Instructions for the task —
Only the number is wanted: count the lines that contain "Apparel".

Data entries
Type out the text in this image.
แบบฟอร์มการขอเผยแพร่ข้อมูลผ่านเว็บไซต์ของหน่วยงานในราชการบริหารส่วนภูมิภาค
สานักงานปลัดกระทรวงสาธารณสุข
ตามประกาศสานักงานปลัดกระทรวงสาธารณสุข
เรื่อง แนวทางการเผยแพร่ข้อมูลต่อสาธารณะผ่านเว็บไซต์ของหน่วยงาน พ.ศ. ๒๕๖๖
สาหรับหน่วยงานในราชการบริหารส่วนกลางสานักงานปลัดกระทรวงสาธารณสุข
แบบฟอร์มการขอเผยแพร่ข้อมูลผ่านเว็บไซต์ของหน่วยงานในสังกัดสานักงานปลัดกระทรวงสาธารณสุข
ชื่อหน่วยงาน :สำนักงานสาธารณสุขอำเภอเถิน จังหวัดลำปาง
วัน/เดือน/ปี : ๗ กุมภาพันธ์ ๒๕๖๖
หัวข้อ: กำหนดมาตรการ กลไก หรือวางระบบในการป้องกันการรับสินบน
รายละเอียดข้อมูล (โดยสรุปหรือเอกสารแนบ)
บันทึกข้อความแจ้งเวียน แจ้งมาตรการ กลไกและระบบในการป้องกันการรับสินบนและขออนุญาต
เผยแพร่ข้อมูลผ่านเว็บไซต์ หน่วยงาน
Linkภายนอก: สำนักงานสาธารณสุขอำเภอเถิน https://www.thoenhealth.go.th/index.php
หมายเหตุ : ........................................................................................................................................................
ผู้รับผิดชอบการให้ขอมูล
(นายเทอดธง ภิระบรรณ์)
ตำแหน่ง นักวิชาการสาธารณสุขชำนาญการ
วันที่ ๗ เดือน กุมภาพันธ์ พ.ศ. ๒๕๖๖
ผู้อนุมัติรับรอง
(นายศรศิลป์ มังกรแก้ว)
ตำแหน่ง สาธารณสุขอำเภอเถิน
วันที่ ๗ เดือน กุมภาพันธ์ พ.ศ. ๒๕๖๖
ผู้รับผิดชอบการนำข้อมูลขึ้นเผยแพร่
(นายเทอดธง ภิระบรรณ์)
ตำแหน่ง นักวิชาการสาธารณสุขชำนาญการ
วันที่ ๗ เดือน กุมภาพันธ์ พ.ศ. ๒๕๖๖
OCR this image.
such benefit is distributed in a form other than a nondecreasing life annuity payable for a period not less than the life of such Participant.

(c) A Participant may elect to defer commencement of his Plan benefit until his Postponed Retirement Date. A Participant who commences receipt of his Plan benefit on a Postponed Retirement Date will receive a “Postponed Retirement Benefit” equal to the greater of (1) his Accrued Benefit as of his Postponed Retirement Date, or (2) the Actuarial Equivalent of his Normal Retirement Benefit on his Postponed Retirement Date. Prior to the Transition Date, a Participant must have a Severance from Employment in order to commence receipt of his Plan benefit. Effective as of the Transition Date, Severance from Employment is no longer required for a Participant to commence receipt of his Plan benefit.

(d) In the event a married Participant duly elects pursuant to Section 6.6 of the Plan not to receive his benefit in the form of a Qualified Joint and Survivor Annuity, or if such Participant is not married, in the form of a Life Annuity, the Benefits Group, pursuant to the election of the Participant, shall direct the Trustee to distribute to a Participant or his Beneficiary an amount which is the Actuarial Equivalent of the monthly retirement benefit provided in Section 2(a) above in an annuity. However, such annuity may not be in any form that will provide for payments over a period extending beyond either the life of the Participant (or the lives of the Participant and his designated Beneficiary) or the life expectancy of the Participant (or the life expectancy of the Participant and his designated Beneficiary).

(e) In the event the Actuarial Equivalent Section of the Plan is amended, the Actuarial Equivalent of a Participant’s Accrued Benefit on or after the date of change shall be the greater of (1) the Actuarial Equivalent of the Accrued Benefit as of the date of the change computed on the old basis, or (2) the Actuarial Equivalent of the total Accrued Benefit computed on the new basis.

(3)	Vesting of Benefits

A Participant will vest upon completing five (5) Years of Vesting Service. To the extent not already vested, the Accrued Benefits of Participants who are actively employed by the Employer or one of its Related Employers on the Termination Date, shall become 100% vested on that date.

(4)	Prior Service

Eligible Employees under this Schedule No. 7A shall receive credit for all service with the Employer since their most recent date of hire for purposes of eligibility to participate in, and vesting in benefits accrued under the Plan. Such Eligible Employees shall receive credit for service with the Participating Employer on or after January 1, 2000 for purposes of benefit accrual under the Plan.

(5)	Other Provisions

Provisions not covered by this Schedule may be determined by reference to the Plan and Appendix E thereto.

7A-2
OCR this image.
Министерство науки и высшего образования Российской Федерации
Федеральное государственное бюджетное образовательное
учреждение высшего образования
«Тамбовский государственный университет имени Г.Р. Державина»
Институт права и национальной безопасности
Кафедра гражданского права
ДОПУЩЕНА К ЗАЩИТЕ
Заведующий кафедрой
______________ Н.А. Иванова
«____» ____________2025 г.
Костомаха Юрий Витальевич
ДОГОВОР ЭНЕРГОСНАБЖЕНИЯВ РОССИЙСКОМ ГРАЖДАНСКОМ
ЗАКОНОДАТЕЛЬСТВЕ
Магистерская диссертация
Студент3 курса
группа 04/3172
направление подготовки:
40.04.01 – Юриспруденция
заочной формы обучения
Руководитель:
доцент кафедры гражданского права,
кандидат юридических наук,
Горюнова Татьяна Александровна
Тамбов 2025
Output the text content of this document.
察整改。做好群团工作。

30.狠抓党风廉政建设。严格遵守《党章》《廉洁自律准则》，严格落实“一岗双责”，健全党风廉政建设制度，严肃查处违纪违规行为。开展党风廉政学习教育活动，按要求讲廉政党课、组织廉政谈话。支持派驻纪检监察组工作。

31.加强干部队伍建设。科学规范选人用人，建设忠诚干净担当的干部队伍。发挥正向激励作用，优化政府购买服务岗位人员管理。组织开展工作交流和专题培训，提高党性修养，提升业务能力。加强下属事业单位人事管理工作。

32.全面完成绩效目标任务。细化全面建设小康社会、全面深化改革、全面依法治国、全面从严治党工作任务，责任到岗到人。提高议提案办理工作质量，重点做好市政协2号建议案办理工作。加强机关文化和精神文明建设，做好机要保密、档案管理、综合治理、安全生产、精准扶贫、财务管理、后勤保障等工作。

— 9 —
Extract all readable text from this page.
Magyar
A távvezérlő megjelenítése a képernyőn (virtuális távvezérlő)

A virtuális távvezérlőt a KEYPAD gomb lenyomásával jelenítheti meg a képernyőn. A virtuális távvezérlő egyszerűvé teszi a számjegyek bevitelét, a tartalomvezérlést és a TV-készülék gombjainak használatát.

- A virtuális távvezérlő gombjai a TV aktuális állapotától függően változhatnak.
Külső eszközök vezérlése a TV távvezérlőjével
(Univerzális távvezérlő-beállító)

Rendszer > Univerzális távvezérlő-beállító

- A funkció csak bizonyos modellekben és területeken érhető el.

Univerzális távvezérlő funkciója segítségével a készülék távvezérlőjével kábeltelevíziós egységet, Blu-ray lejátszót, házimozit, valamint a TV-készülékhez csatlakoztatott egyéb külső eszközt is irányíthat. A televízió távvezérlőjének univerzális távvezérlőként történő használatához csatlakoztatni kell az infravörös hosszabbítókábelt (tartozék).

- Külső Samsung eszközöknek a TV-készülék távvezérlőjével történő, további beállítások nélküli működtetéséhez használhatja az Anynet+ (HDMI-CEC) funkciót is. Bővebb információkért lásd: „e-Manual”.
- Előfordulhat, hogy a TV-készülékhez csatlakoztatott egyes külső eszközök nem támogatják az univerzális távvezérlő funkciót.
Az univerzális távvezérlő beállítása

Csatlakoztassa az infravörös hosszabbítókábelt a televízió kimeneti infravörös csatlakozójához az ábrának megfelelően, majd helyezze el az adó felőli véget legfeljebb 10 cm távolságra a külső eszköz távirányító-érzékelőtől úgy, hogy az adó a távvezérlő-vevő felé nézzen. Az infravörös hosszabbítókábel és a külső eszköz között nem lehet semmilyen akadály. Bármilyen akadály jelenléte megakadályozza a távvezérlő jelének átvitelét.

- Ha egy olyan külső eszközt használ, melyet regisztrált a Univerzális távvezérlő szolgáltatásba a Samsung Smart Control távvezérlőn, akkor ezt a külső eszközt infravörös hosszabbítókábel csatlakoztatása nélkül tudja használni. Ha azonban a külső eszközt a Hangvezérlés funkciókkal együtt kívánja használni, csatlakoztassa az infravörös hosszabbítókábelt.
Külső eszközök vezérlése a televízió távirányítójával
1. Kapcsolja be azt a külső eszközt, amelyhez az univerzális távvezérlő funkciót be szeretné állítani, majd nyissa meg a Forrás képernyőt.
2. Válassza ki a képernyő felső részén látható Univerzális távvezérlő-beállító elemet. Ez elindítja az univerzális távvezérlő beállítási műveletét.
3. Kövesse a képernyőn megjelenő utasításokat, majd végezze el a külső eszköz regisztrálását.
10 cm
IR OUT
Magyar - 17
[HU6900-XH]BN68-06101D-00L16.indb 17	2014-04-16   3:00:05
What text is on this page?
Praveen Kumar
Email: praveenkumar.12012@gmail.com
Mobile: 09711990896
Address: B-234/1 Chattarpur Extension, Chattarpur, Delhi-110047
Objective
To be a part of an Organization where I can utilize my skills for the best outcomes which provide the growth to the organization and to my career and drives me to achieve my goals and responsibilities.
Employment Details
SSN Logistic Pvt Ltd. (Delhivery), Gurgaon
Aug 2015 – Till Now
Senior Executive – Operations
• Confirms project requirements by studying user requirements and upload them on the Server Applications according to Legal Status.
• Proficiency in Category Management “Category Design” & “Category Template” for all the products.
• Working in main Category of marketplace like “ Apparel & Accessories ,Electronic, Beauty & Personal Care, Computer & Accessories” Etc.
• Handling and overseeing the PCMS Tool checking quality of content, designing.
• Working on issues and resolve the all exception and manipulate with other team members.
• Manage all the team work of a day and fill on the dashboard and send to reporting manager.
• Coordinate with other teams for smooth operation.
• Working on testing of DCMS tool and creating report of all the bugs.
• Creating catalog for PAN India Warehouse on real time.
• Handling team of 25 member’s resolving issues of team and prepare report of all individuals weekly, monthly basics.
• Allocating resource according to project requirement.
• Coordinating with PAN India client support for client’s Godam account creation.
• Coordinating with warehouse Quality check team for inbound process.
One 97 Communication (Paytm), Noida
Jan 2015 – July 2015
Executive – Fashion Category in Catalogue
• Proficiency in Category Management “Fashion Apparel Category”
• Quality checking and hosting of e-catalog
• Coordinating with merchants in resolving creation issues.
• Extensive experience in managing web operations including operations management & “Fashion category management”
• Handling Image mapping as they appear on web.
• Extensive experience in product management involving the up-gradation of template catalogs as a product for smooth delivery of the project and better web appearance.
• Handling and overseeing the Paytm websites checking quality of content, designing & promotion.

Output of the exercise —
2